Exercise:
Using the data below, copy every line that contains the word "jsou".
__________________________________________________
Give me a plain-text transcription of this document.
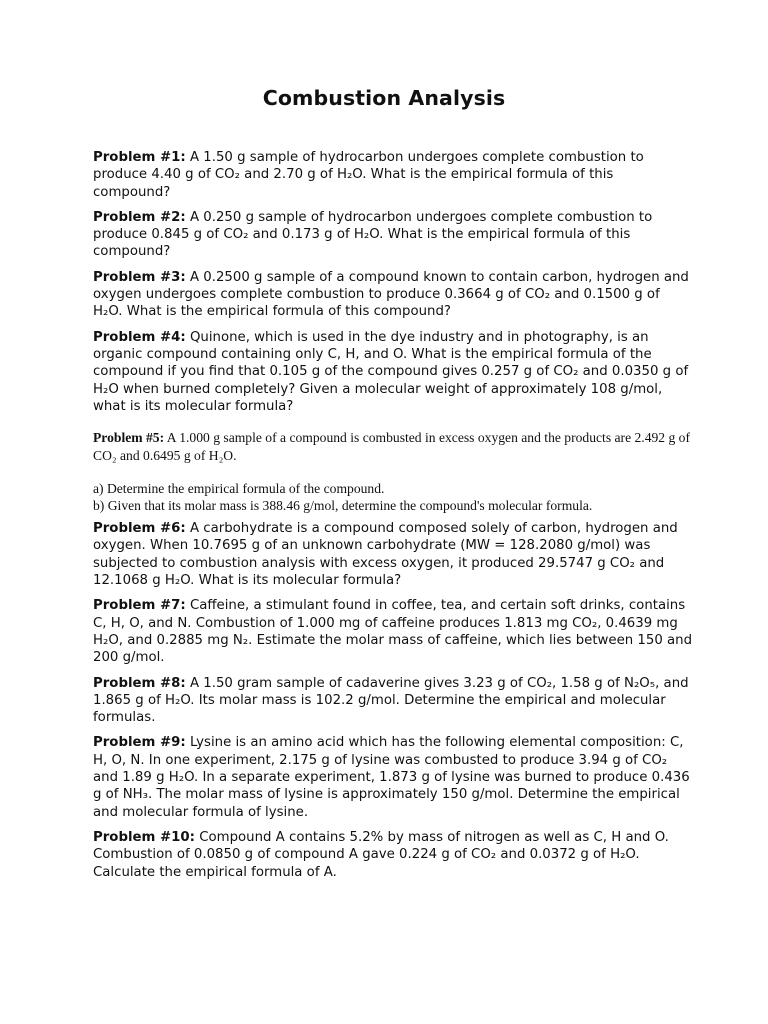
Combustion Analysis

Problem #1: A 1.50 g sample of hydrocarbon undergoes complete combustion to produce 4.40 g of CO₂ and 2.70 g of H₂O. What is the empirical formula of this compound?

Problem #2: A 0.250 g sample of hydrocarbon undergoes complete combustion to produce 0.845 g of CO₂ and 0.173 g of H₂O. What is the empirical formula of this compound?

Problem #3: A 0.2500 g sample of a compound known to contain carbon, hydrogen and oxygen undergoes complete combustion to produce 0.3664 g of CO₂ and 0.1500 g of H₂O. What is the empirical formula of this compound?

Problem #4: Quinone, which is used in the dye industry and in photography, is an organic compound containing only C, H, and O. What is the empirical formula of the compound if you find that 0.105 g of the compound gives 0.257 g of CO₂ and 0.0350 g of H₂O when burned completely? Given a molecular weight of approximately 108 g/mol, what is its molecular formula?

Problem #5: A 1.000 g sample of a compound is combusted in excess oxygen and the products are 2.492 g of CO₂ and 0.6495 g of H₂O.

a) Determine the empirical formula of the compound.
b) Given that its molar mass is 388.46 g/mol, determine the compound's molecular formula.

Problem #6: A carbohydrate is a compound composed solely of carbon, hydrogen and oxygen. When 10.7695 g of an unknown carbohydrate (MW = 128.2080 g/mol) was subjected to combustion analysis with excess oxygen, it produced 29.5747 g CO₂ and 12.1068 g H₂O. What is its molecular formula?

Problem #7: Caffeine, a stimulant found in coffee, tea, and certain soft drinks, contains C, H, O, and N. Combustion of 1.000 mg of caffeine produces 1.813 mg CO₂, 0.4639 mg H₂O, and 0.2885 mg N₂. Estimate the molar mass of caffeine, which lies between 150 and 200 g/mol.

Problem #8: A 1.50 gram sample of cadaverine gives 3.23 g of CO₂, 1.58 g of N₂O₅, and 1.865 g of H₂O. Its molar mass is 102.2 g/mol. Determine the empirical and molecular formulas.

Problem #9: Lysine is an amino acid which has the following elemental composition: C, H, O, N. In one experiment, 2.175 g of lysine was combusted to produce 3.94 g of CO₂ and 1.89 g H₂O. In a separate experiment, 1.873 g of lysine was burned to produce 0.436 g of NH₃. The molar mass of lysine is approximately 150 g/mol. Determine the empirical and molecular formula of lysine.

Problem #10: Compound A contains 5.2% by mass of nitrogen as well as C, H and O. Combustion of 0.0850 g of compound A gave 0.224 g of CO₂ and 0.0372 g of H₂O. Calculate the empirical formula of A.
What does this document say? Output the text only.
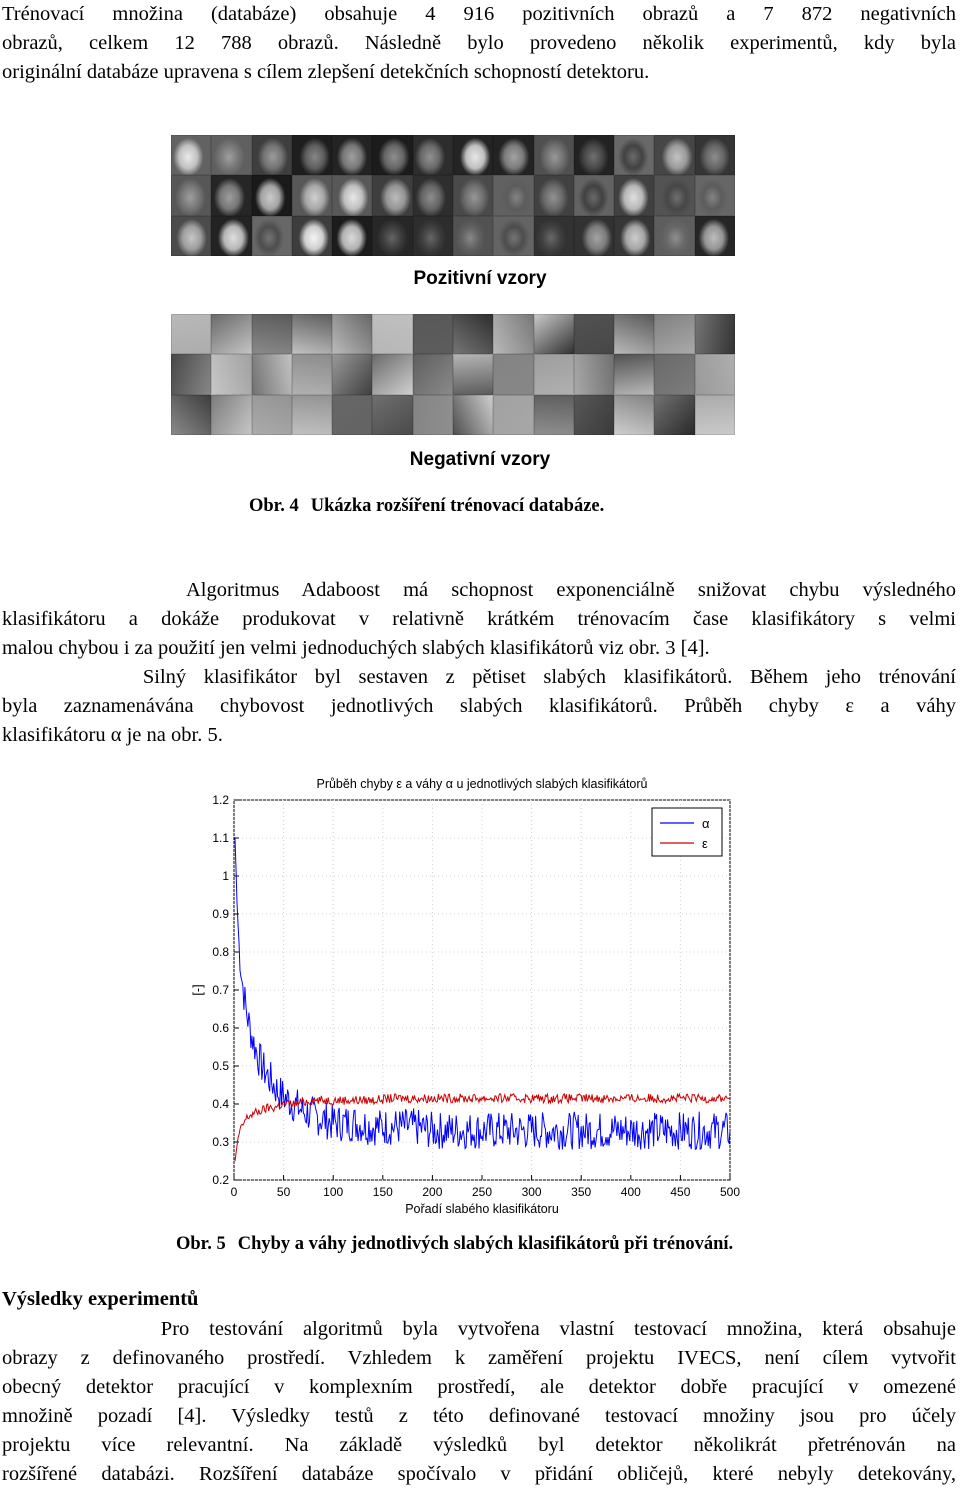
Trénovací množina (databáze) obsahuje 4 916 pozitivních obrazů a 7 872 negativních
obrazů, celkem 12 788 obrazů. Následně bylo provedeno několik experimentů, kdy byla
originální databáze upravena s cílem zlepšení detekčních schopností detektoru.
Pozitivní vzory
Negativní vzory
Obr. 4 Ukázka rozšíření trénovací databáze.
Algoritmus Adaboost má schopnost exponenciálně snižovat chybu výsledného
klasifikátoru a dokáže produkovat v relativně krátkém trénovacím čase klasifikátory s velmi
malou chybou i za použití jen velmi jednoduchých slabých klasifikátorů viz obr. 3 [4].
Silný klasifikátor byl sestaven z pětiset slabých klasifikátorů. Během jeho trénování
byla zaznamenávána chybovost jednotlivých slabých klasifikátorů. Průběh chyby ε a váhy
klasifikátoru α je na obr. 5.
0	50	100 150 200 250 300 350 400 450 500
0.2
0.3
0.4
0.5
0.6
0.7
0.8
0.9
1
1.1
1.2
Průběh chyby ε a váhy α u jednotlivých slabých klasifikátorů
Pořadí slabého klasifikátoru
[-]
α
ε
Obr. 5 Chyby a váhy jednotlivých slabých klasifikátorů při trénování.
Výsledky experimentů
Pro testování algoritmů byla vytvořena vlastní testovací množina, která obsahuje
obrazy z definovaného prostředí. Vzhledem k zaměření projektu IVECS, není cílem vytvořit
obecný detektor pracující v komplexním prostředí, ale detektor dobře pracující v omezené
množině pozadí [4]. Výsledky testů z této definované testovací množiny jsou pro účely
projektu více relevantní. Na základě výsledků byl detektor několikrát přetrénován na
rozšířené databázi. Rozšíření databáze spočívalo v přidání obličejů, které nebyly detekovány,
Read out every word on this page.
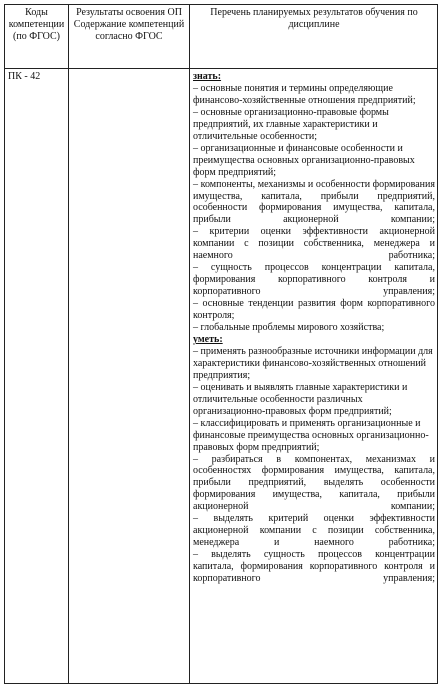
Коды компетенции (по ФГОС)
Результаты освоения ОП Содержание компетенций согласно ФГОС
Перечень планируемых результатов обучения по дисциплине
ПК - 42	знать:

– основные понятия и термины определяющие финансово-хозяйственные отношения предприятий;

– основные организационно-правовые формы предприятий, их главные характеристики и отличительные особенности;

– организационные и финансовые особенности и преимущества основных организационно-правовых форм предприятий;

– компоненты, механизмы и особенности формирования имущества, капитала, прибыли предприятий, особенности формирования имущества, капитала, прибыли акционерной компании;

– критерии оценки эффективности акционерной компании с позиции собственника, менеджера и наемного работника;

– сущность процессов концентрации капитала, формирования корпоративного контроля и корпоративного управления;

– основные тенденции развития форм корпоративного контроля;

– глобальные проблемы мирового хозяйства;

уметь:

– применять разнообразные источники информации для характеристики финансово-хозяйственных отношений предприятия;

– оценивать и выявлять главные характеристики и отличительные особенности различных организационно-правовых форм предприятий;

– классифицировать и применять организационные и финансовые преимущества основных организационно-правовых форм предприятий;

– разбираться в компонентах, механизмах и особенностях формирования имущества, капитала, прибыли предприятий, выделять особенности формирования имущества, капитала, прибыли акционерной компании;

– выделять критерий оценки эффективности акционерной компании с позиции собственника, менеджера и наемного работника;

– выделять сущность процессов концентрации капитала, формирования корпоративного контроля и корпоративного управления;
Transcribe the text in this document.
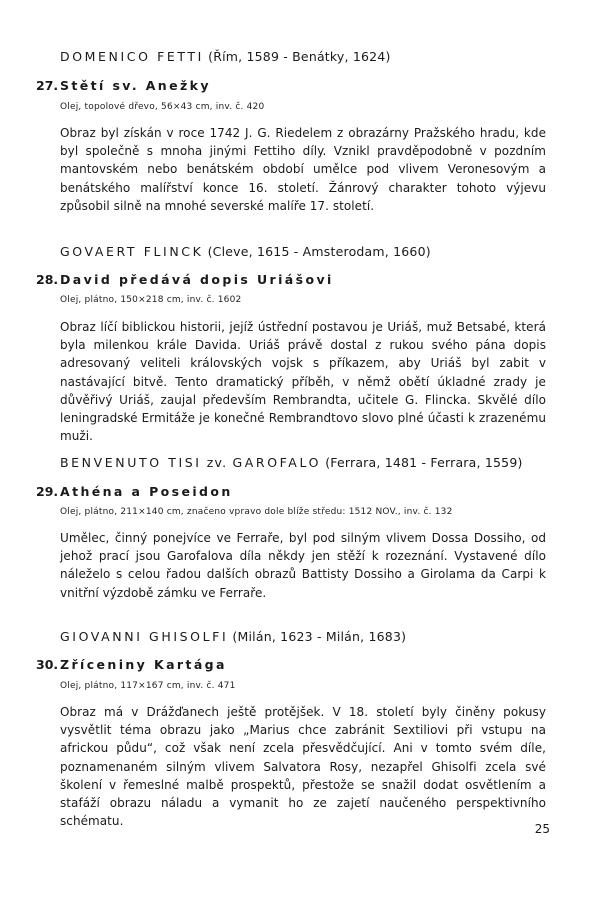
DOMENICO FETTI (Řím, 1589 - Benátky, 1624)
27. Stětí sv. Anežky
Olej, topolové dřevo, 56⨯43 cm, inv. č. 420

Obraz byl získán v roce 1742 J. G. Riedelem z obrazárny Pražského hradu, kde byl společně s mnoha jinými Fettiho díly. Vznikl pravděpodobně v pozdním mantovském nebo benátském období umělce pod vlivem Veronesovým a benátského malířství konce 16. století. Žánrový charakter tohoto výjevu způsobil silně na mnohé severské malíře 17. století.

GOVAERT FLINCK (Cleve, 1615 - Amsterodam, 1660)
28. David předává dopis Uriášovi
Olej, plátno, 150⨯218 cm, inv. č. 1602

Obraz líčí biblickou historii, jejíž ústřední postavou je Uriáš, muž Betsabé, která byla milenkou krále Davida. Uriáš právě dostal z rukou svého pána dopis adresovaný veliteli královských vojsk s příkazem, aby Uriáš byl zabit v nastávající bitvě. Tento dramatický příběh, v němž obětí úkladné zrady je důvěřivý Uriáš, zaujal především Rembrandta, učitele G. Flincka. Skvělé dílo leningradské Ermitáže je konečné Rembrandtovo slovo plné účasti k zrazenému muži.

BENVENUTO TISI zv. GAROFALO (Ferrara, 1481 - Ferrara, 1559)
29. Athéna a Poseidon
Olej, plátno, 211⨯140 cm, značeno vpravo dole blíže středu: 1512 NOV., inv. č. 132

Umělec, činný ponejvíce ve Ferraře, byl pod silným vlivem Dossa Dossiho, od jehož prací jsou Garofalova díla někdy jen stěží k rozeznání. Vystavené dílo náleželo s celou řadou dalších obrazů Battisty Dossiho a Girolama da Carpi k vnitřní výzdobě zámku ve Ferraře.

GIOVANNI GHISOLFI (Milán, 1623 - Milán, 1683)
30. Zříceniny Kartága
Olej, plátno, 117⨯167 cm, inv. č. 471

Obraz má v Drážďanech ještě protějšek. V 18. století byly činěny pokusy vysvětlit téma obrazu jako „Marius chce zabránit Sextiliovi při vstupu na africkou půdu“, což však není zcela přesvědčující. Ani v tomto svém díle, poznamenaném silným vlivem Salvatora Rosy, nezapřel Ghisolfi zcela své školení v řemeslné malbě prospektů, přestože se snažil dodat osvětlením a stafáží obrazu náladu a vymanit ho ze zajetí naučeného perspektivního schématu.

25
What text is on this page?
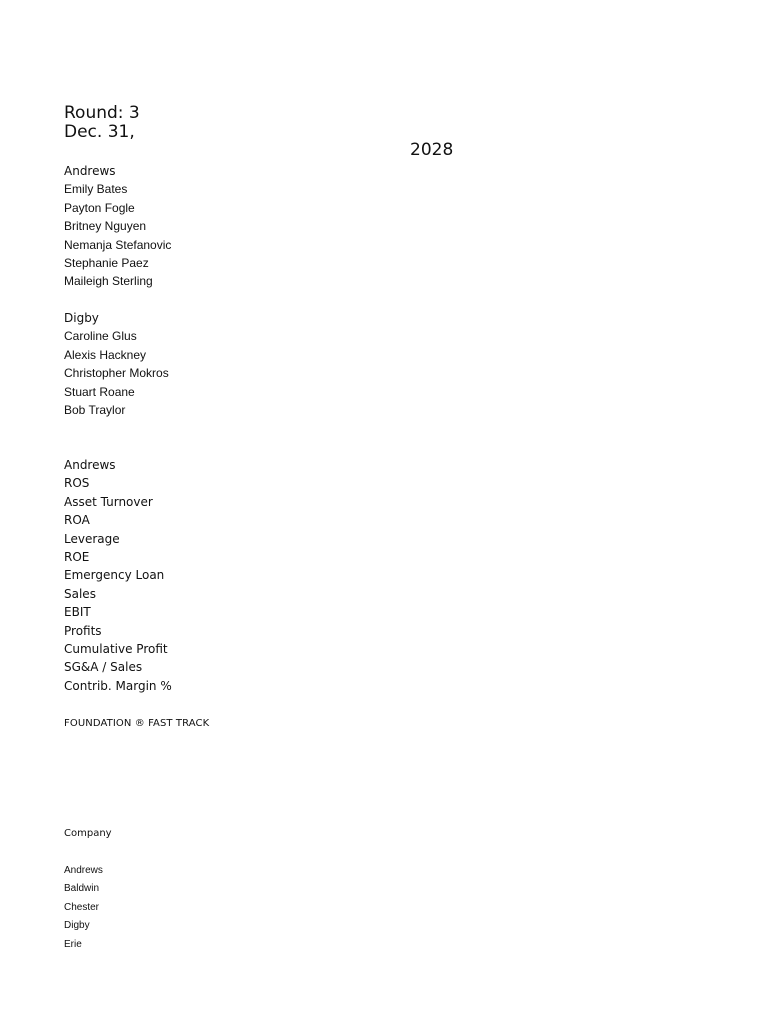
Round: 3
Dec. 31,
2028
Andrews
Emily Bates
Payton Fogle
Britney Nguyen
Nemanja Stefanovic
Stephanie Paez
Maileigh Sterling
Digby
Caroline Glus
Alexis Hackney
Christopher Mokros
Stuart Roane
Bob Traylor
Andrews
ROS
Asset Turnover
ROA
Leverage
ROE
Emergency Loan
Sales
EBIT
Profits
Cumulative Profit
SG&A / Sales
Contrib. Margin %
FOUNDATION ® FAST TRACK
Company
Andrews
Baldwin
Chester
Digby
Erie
__________________________________________________
Full output:
množině pozadí [4]. Výsledky testů z této definované testovací množiny jsou pro účely
Umělec, činný ponejvíce ve Ferraře, byl pod silným vlivem Dossa Dossiho, od jehož prací jsou Garofalova díla někdy jen stěží k rozeznání. Vystavené dílo náleželo s celou řadou dalších obrazů Battisty Dossiho a Girolama da Carpi k vnitřní výzdobě zámku ve Ferraře.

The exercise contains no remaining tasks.